Problem requirements:
Set down, word for word, the part of the article on hearing loss in primary progressive aphasia below that opens with the words containing "Increased functional interaural" and closes with "the authors wrote.".

One variant of primary progressive aphasia came with substantial hearing impairment suggestive of auditory pathway involvement in this neurodegenerative condition, researchers at one center found.
Those with nonfluent/agrammatic primary progressive aphasia (nfvPPA) required louder tones to hear the frequencies tested in pure-tone audiometry, with worse peripheral auditory function compared with healthy older controls and a group with Alzheimer’s disease.
Increased functional interaural audiometric asymmetry suggested conjoint peripheral afferent and more central regulatory auditory dysfunction in these individuals, according to investigators Jason Warren, PhD, of University College London Institute of Neurology, and colleagues, in the study published online in JAMA Neurology.
Thus, the findings add to evidence that nfvPPA is “a disorder of communication signal processing that extends beyond neurolinguistic impairment; it may be timely to reevaluate the progressive aphasias from this fresh perspective,” they urged.
This condition may also be a model for interpreting the interplay of peripheral hearing and cognitive function in neurodegenerative disease more broadly and “evaluating physiologically informed hearing and communication therapies in people with dementia,” the authors wrote.
The link between cognitive impairment and hearing loss is still a “chicken and egg” question that researchers may have better luck answering in a more focal group like nfvPPA than in the larger population with Alzheimer’s disease, agreed Zachary Miller, MD, of the University of California, San Francisco Memory and Aging Center.
“When someone has sensory impairments, does the brain become shut off and does it lose the ability to stay in touch with the world? There are these kinds of arguments that if you restore someone’s sight or hearing, could that be beneficial?” he said in an interview. “Nobody quite knows if there’s a directionality.”
It’s also possible that hearing loss is related to the underlying disease pathophysiology of nfvPPA, which would make hearing loss a possible biomarker for measuring therapy or disease progression, Miller added.

Source material:
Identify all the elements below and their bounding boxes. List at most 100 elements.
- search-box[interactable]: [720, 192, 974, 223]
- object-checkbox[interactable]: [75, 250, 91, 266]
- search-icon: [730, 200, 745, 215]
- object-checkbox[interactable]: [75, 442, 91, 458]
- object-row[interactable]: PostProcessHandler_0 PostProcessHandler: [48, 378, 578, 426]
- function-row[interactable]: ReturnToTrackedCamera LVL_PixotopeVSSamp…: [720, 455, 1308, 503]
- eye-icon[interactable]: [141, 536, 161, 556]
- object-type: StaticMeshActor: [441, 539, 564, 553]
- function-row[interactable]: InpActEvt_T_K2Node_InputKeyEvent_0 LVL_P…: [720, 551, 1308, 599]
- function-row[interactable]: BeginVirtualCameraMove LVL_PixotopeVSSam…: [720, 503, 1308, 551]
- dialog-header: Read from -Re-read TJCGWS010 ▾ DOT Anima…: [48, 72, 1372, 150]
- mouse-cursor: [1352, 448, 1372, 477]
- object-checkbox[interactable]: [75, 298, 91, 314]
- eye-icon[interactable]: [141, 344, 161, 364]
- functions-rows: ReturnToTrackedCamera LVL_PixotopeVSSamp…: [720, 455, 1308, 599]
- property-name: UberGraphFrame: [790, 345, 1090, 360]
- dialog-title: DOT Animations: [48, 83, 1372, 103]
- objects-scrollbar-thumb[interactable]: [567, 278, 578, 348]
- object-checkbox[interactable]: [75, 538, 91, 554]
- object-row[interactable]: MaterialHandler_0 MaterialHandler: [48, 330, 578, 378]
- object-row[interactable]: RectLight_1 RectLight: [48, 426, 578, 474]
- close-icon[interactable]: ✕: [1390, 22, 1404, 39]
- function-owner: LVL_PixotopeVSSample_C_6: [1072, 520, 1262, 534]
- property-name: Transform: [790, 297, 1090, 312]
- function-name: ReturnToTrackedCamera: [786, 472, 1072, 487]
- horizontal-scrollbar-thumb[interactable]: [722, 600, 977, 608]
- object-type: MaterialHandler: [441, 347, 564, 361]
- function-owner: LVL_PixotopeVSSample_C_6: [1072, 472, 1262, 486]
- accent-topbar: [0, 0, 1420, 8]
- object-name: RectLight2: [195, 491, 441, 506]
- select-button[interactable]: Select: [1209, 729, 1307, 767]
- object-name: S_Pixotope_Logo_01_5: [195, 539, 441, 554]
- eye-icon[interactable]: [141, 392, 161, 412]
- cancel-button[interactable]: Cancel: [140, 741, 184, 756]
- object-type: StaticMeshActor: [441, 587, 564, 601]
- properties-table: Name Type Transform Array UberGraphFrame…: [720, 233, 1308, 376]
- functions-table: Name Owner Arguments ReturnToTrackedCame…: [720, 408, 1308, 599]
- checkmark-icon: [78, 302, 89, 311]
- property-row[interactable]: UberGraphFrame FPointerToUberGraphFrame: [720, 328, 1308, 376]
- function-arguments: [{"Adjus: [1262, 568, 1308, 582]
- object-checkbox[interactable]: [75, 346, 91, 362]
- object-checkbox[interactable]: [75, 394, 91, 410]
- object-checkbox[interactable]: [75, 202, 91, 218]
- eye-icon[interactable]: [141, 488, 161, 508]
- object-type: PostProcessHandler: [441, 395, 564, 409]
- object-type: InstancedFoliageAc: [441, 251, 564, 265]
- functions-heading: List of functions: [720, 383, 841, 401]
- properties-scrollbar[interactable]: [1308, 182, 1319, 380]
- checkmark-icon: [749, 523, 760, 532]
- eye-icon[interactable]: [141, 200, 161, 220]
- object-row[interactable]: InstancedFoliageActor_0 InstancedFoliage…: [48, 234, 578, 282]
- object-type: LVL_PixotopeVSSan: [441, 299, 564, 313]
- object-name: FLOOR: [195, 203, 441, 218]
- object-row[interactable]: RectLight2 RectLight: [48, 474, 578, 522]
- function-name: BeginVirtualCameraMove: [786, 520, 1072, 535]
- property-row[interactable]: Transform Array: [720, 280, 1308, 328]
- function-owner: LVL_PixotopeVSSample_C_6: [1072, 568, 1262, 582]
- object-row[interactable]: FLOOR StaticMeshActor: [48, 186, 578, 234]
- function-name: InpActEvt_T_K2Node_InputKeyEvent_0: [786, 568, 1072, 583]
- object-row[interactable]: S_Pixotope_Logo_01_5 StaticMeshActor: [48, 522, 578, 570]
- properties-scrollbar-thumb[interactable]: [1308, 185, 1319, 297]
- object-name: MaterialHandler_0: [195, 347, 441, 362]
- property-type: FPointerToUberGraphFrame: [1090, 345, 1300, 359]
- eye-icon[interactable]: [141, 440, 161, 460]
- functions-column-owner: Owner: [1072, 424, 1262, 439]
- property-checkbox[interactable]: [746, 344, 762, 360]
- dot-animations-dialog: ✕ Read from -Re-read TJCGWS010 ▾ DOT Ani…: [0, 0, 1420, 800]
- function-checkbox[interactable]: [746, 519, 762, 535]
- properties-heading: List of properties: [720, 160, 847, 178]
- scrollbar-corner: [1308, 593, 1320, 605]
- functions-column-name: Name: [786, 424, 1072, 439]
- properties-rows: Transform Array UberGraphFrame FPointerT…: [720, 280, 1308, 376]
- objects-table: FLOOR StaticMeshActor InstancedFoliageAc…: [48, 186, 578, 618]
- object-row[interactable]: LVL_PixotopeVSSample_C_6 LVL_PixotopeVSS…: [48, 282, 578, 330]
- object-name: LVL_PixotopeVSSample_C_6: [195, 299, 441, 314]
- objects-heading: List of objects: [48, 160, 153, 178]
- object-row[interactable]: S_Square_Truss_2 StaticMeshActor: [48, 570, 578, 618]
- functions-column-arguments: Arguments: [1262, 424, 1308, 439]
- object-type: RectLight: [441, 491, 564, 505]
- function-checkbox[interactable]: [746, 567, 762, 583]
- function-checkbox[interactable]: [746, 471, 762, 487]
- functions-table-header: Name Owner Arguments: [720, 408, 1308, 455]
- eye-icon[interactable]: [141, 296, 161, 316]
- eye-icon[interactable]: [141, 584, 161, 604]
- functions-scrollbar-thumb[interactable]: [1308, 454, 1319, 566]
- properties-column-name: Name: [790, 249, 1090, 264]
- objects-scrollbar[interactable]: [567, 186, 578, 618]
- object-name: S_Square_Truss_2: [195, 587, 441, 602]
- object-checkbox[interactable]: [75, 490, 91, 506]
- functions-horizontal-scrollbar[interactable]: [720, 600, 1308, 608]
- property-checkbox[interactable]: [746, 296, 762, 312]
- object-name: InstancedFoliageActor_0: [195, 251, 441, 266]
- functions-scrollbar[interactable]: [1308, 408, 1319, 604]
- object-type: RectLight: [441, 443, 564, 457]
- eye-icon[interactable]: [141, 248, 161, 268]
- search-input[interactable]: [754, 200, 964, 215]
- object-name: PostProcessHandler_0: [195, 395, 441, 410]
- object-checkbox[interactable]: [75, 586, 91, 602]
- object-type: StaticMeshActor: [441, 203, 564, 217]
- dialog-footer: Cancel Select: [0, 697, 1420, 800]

Final answer:
Increased functional interaural audiometric asymmetry suggested conjoint peripheral afferent and more central regulatory auditory dysfunction in these individuals, according to investigators Jason Warren, PhD, of University College London Institute of Neurology, and colleagues, in the study published online in JAMA Neurology.
Thus, the findings add to evidence that nfvPPA is “a disorder of communication signal processing that extends beyond neurolinguistic impairment; it may be timely to reevaluate the progressive aphasias from this fresh perspective,” they urged.
This condition may also be a model for interpreting the interplay of peripheral hearing and cognitive function in neurodegenerative disease more broadly and “evaluating physiologically informed hearing and communication therapies in people with dementia,” the authors wrote.